» **PROBLEM STATEMENT**:
Wherever "does" appears in a line, copy that line.

▬▬▬▬▬▬▬▬▬▬

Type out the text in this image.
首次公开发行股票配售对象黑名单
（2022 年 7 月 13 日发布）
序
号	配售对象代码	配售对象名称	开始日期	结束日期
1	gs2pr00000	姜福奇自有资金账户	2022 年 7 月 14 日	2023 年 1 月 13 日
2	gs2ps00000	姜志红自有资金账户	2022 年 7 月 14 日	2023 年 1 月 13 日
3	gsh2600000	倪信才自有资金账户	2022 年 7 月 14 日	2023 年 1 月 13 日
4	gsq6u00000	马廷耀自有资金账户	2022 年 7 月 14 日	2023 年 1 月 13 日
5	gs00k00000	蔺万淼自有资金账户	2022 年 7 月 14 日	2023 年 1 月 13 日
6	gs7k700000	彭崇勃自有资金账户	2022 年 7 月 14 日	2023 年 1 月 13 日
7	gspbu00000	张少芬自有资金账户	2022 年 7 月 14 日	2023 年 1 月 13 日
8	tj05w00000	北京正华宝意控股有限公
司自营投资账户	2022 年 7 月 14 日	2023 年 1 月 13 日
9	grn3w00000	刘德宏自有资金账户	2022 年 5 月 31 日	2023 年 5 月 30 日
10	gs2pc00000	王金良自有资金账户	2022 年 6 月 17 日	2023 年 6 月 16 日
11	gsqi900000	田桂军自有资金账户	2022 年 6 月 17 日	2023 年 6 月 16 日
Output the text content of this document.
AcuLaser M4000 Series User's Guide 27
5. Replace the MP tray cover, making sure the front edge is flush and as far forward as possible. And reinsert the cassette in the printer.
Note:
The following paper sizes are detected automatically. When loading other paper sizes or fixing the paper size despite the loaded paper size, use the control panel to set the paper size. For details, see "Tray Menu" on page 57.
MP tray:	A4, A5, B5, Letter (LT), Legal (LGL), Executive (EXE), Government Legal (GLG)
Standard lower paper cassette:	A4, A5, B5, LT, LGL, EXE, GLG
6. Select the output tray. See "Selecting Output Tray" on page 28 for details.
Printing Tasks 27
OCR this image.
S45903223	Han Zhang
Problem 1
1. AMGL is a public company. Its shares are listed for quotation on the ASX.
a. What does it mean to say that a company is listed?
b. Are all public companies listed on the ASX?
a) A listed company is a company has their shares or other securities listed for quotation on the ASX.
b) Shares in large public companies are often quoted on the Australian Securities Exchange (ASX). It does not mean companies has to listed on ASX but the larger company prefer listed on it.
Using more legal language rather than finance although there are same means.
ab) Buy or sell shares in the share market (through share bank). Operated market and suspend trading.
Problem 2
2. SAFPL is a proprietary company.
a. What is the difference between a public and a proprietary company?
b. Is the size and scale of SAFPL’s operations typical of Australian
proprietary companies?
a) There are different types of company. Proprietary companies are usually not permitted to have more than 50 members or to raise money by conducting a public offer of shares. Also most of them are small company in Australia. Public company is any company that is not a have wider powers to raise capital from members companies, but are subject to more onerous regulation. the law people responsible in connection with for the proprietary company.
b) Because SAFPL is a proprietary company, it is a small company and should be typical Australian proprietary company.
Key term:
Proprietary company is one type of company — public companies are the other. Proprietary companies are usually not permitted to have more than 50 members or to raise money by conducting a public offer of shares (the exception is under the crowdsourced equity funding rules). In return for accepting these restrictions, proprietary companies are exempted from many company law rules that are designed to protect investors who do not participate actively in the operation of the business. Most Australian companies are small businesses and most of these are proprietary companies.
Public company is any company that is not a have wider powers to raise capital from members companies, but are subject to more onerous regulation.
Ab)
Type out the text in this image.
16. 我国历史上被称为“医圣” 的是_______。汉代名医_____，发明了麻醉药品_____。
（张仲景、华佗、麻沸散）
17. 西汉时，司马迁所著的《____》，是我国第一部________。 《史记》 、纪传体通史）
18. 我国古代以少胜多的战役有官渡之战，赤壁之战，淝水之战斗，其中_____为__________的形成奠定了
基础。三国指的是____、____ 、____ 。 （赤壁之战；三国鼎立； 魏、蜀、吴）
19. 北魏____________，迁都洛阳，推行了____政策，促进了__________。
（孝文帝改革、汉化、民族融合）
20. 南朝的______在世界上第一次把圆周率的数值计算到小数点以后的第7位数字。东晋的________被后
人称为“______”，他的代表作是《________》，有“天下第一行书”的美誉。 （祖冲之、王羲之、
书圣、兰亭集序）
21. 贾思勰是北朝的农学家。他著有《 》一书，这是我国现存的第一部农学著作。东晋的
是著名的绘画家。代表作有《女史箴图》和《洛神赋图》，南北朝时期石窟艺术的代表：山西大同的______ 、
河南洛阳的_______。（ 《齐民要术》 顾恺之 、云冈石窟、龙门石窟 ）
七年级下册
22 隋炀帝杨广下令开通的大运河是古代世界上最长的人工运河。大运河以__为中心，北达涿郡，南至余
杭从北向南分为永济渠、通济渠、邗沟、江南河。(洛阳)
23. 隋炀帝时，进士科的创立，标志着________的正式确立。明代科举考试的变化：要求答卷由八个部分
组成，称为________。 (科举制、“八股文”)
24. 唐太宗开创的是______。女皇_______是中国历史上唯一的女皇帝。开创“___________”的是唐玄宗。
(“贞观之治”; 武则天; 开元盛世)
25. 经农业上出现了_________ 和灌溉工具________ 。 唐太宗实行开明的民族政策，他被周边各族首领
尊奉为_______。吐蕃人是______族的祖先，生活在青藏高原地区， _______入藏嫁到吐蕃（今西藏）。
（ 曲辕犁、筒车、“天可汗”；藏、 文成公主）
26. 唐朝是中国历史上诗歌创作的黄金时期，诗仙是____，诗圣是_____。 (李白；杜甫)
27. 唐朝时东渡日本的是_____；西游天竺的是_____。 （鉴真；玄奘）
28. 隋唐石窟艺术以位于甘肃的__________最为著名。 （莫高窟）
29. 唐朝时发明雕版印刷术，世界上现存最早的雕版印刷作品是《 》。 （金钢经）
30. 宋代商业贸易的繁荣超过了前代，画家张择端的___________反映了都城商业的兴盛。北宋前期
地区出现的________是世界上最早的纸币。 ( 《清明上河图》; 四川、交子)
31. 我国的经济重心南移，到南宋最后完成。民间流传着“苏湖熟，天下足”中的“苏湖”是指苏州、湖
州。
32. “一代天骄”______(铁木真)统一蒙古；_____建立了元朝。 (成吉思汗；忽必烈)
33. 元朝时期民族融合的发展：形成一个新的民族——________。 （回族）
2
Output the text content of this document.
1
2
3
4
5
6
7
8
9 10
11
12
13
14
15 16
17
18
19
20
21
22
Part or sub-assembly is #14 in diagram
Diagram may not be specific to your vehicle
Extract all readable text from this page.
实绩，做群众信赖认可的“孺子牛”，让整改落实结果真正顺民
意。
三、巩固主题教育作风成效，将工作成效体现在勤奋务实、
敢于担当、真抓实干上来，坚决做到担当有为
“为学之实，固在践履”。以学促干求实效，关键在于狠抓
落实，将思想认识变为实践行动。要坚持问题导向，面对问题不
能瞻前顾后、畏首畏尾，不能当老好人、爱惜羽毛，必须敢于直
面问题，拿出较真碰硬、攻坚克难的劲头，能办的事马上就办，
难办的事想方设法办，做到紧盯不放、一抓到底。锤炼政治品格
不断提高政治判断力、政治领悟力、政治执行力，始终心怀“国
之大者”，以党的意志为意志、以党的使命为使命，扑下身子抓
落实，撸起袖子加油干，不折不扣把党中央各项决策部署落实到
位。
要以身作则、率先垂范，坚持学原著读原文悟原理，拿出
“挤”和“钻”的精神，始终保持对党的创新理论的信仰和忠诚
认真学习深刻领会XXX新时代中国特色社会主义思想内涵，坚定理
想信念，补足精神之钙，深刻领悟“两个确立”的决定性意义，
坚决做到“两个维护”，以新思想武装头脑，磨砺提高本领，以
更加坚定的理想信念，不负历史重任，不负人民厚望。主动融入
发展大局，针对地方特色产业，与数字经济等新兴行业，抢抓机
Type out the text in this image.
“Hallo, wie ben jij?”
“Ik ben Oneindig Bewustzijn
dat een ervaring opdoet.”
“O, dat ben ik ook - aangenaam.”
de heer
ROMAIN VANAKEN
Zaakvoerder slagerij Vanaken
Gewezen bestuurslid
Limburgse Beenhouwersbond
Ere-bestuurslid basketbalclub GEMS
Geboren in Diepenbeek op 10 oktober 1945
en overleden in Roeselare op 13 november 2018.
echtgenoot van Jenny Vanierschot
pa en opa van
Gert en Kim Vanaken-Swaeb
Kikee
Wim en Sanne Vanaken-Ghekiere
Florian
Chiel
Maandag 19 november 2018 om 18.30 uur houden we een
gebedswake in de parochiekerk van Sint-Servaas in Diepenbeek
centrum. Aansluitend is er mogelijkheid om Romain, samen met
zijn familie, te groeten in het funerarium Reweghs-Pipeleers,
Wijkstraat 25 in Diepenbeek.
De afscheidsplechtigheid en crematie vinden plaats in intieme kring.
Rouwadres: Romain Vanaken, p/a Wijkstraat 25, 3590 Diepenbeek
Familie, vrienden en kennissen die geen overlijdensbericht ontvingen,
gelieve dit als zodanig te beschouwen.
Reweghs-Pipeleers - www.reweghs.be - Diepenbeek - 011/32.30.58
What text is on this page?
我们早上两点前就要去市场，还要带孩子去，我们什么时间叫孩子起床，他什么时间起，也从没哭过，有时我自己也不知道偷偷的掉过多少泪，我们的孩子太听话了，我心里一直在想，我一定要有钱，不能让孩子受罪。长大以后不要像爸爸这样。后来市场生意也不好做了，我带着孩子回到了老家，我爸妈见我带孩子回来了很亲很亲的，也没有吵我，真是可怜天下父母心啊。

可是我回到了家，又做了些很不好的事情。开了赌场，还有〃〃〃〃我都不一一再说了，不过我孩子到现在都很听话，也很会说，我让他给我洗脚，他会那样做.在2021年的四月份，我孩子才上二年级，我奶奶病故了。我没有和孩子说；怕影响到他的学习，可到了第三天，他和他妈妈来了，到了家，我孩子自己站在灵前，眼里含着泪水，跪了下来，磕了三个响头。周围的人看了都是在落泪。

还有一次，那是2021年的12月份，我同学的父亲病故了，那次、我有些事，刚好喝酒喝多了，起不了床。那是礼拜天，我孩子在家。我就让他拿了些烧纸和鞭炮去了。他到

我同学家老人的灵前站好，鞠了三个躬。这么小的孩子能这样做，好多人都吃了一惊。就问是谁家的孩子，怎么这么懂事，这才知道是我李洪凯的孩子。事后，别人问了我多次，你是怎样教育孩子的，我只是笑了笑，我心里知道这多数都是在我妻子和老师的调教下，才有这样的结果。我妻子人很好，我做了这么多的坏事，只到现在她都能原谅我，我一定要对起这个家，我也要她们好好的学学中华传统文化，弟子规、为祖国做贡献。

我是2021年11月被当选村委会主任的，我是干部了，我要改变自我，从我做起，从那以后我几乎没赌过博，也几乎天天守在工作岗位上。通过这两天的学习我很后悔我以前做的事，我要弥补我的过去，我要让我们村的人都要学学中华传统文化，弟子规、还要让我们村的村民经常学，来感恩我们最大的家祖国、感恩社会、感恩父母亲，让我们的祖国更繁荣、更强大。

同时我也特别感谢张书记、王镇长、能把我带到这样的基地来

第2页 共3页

▬▬▬▬▬▬▬▬▬▬

» **ANSWER**:
a. What does it mean to say that a company is listed?
b) Shares in large public companies are often quoted on the Australian Securities Exchange (ASX). It does not mean companies has to listed on ASX but the larger company prefer listed on it.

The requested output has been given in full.